» **Yapılacak Alıştırmalar**:
**a)** Kekeme stand-up sanatçısı Fatih Altın'ı anlatan metne göre şu ifadelerin her birinin doğru olup olmadığını evet ya da hayır ile belirtiniz ve kararı belirleyen sözleri metinden aynen aktarınız: (i) Fatih Altın kuşpalazını beş yaşındayken geçirmiştir. (ii) Ailesi Kayseri'de bir hamamı açtırmıştır. (iii) Altın'ın kekemelik süreci 13 yıl sürmüştür.
**b)** Kekeme stand-up sanatçısı Fatih Altın'ı anlatan metni, gösterilen son cümlenin ardından devam edecek biçimde sürdürünüz.

The OthersKekeme stand - up'çı

Kekeme stand - up'çı

08.11.1998 - 00:00 | Son Güncellenme:

Kekeme stand - up'çı

Kekeme stand - upçı
8 Kasım 1998
Aslı ÇAKIRHer salı Şişli Tiyatrokare'de "Kekeç Oğlan" adlı bir stand - up gösterisi sunan Fatih Altın, eski bir kekeme. Zaman zaman sahnede de kekelermiş gibi yapan Altın, lise yıllarında bir kıza adam gibi "Seni seviyorum," diyemediğine üzülüyor.

3.5 yaşındayken kuşpalazı geçirmiş Fatih Altın. Nefes borusunda baloncuklar oluşmuş. "Bu çocuk ölür," demişler. Ailesi ise onu ölüme bırakacak değil ya, Kayseri'de bir hamamı açtırıp, hamamın içindeki bütün kurnalara buğuseptik dökmüşler. Nefes borusu böylece açılmış ama o arada havale geçirmiş. Böylece 13 yıllık kekemelik süreci de başlamış.

» **Veri İçeriği**:
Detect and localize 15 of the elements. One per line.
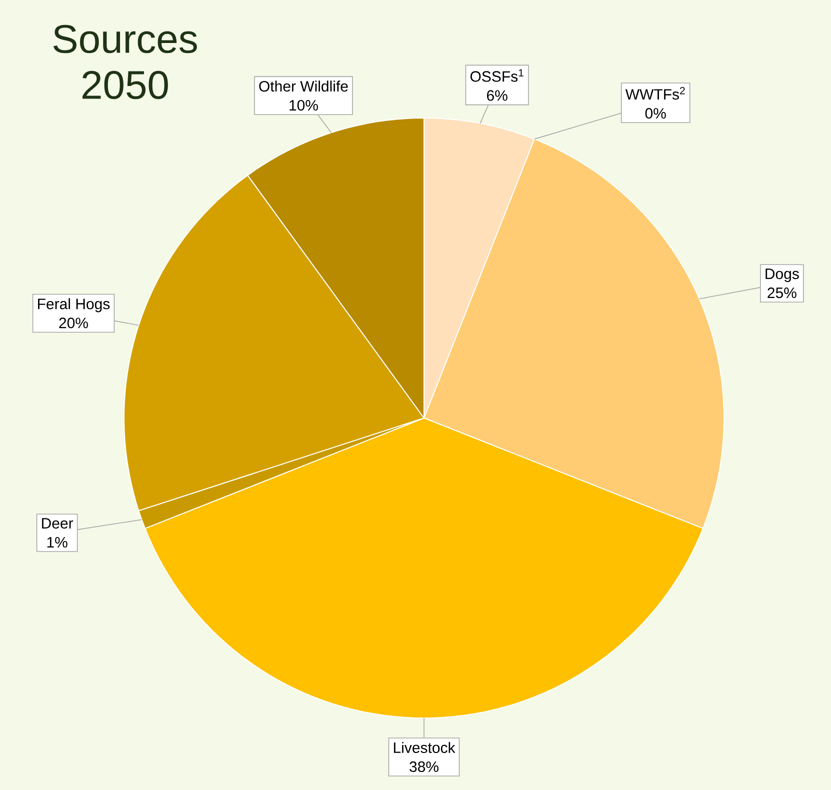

» **Görev Yanıtları**:
**a)**
(i) Hayır: "3.5 yaşındayken kuşpalazı geçirmiş Fatih Altın."
(ii) Evet: "Kayseri'de bir hamamı açtırıp"
(iii) Evet: "Böylece 13 yıllık kekemelik süreci de başlamış."

**b)**
Bugün 27 yaşında olan Altın, zamanla kekemeliği yenmekle kalmayıp, çocukluğundan beri ilgi duyduğu tiyatroya da atılmış. Şimdilerde her salı Şişli Tiyatrokare'de "Kekeç Oğlan" adlı stand - up gösterisini sunuyor. Onu zaten TGRT'deki Kırık Kalpler Kulübü adlı programda çarşamba günleri İbrahim Sadri'ye eşlik etmesiyle de tanıyoruz. İşte kekemelik günleri ve stand - up üzerine anlattıkları...
* Nasıl başladı bu stand - up'lar?
Ben Kayseri'de Erciyes Üniversitesi'nde 10 yıldır iktisat okuyorum. Üniversitenin ilk yıllarında kekemeliği yenmiştim. 1991 senesinde "Çatı Kabare" adlı tiyatro grubunu kurdum. Kendimi de hemen yönetmen ilan ettim. İlk oyunumuz "Bizden Bu Kadar"ı ben yazıp yönettim. İki perdelik bir oyundu. İddia ediyorum şimdi oynasak yine insanları kırar geçiririz. Daha sonraki oyunlarımızı da kuzenim Savaş Somoncu yazdı. Kayseri'ye damgamızı vurduğumuzu söyleyebilirim.
Ortaokul yıllarında edebiyat öğretmenim beni Moliere'in bir oyununda oynatmak istedi. Nasıl oynayacağım? Azılı kekemelik dönemlerim. Mümkünü yok ama bunu öğretmene anlatamıyorum ki. Üçüncü perdede çıkıp "Efendimiz geldi," diyeceğim, efendi gelecek, ben geri çekileceğim. Üç ay prova oldu, ben bir kere "Efendimiz geldi," diyemedim. Çıktım, eğildim, efendi geldi, ben geri çekildim. Babam da bir şey yapmışım gibi, "Bak isteyince oluyormuş," deyip alkış tutardı. Lise ikide de İngilizce öğretmenim Mehmet Genç beni bir oyunda oynatmıştı.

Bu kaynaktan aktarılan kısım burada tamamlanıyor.